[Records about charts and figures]
▶

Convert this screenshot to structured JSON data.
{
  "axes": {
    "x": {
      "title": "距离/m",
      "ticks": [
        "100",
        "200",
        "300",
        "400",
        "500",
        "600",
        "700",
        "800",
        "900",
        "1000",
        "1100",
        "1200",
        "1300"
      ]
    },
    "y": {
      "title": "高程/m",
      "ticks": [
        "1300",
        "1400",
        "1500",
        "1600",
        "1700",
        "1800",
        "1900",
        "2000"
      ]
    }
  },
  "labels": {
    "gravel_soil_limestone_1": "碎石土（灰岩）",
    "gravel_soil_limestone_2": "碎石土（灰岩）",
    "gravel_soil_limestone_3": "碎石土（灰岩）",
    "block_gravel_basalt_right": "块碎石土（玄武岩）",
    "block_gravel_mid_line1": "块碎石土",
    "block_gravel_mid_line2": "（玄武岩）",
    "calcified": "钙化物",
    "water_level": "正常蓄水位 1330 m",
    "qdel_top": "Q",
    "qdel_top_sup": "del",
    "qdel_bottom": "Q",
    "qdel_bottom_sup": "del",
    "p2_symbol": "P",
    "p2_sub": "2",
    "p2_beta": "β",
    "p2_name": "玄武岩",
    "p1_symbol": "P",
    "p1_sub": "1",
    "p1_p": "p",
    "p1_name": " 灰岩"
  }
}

◀

Exactly reproduce all of the entries above.

Response:
Convert this screenshot to structured JSON data.
{
  "axes": {
    "x": {
      "title": "距离/m",
      "ticks": [
        "100",
        "200",
        "300",
        "400",
        "500",
        "600",
        "700",
        "800",
        "900",
        "1000",
        "1100",
        "1200",
        "1300"
      ]
    },
    "y": {
      "title": "高程/m",
      "ticks": [
        "1300",
        "1400",
        "1500",
        "1600",
        "1700",
        "1800",
        "1900",
        "2000"
      ]
    }
  },
  "labels": {
    "gravel_soil_limestone_1": "碎石土（灰岩）",
    "gravel_soil_limestone_2": "碎石土（灰岩）",
    "gravel_soil_limestone_3": "碎石土（灰岩）",
    "block_gravel_basalt_right": "块碎石土（玄武岩）",
    "block_gravel_mid_line1": "块碎石土",
    "block_gravel_mid_line2": "（玄武岩）",
    "calcified": "钙化物",
    "water_level": "正常蓄水位 1330 m",
    "qdel_top": "Q",
    "qdel_top_sup": "del",
    "qdel_bottom": "Q",
    "qdel_bottom_sup": "del",
    "p2_symbol": "P",
    "p2_sub": "2",
    "p2_beta": "β",
    "p2_name": "玄武岩",
    "p1_symbol": "P",
    "p1_sub": "1",
    "p1_p": "p",
    "p1_name": " 灰岩"
  }
}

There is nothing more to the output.